Direction: Locate each line below that includes "Тульской" and reproduce it.

— BEGIN Records to use —

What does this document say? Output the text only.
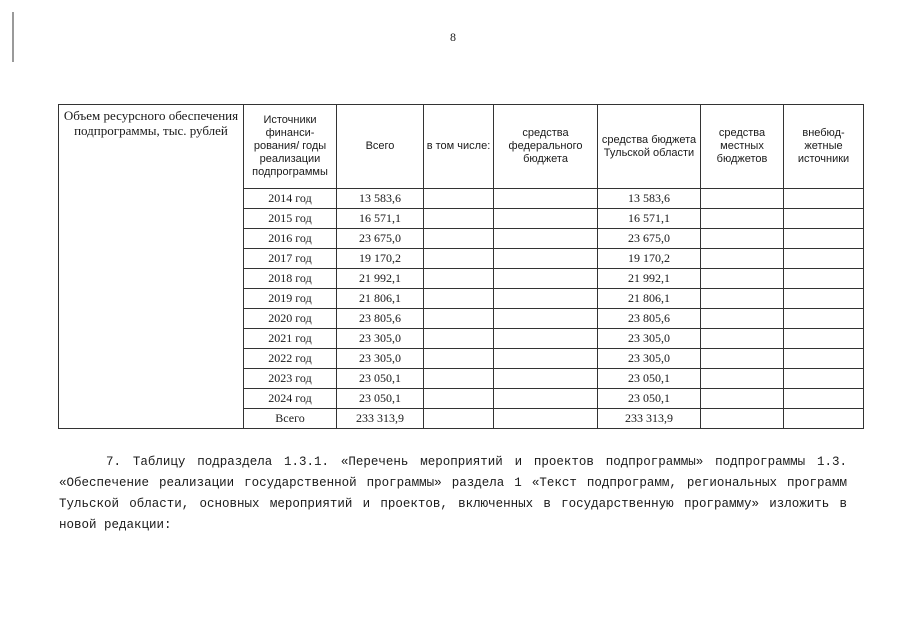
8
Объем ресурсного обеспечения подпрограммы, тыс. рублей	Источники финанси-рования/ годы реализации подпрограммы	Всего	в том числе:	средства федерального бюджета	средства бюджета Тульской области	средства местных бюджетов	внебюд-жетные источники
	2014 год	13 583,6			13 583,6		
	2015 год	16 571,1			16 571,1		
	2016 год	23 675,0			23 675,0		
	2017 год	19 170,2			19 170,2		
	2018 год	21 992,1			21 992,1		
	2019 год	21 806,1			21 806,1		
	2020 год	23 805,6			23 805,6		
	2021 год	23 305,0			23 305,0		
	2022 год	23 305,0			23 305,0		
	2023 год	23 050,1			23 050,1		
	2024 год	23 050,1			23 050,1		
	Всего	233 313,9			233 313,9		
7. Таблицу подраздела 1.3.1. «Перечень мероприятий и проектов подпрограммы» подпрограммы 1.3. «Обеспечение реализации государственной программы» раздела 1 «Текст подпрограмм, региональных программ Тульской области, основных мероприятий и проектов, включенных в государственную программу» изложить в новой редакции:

— END Records to use —
— BEGIN Records to use —

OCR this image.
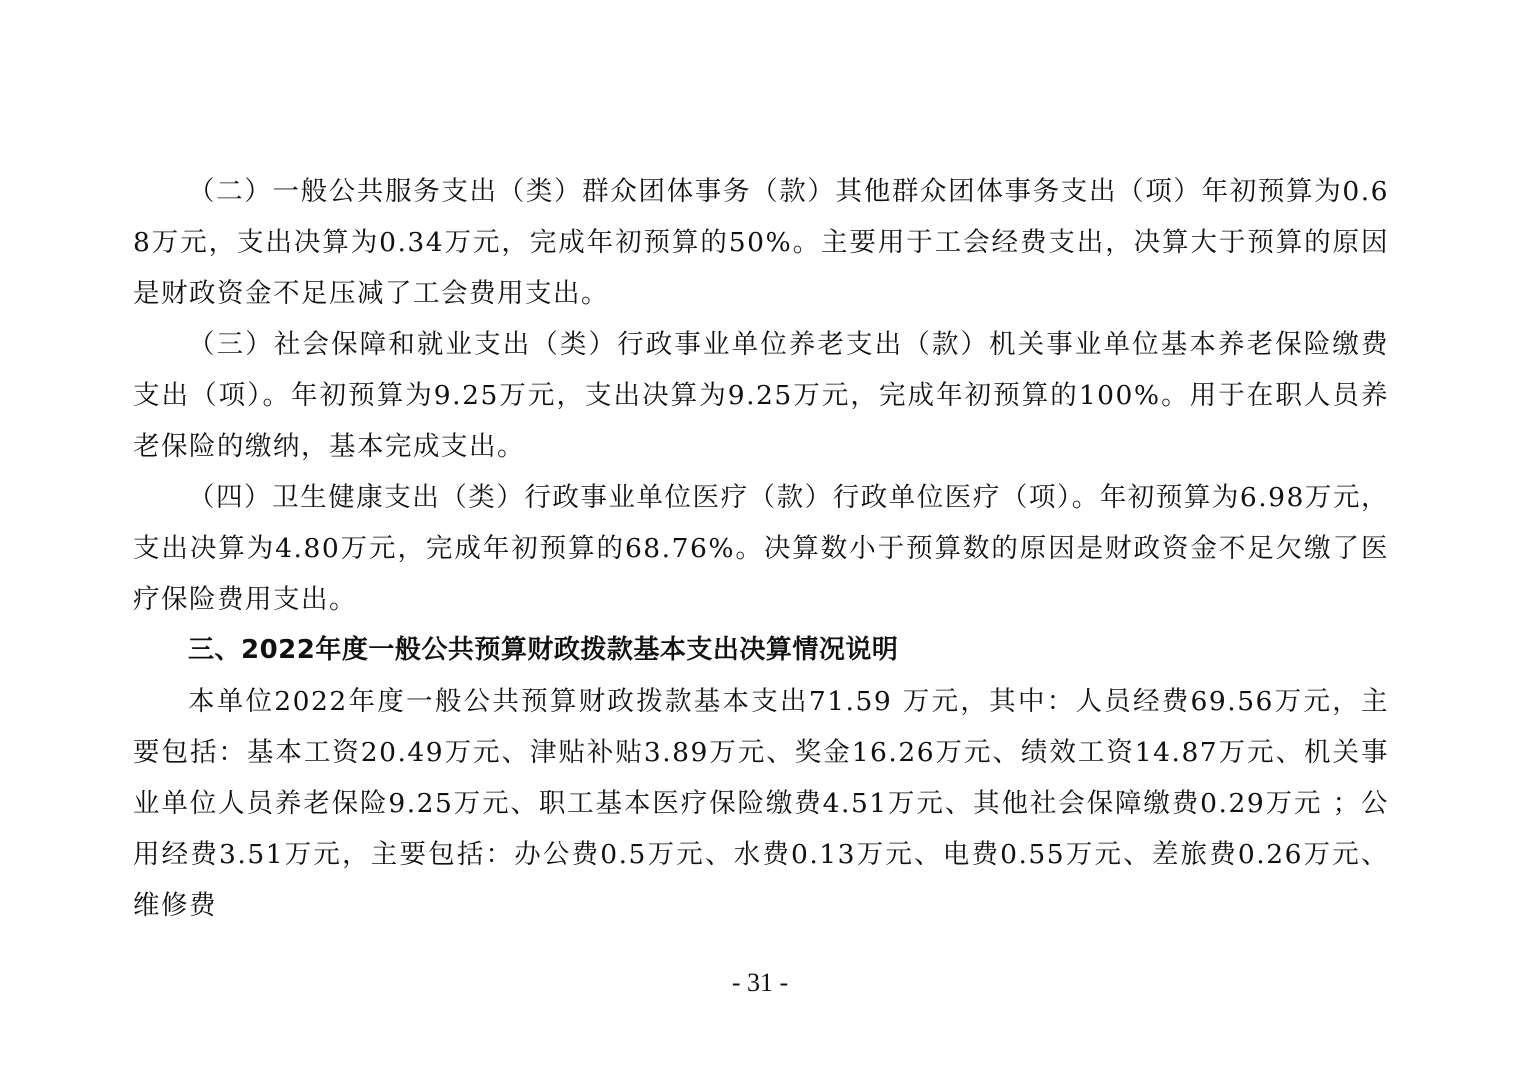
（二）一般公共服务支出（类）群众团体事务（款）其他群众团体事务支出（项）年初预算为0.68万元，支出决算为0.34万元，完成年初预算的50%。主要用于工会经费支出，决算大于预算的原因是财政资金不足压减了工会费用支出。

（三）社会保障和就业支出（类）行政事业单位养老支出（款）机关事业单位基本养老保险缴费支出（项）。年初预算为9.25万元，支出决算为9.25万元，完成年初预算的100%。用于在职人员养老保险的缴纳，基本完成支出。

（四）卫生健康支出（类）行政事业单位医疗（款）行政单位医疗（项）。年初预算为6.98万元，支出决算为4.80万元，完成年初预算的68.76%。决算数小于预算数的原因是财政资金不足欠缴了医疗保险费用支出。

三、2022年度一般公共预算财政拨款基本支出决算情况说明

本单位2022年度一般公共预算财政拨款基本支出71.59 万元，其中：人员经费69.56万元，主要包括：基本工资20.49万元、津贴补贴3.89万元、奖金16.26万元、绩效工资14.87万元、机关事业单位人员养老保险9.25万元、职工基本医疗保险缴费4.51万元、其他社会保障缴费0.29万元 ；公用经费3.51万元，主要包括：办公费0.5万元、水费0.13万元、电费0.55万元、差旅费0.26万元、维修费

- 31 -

— END Records to use —
— BEGIN Records to use —

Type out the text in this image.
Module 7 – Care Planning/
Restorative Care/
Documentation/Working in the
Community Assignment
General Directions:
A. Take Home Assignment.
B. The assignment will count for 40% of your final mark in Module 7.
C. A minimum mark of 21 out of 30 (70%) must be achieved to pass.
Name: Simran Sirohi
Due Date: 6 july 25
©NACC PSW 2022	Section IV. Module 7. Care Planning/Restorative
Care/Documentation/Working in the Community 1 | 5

— END Records to use —

Exercise result:
Объем ресурсного обеспечения подпрограммы, тыс. рублей	Источники финанси-рования/ годы реализации подпрограммы	Всего	в том числе:	средства федерального бюджета	средства бюджета Тульской области	средства местных бюджетов	внебюд-жетные источники
7. Таблицу подраздела 1.3.1. «Перечень мероприятий и проектов подпрограммы» подпрограммы 1.3. «Обеспечение реализации государственной программы» раздела 1 «Текст подпрограмм, региональных программ Тульской области, основных мероприятий и проектов, включенных в государственную программу» изложить в новой редакции:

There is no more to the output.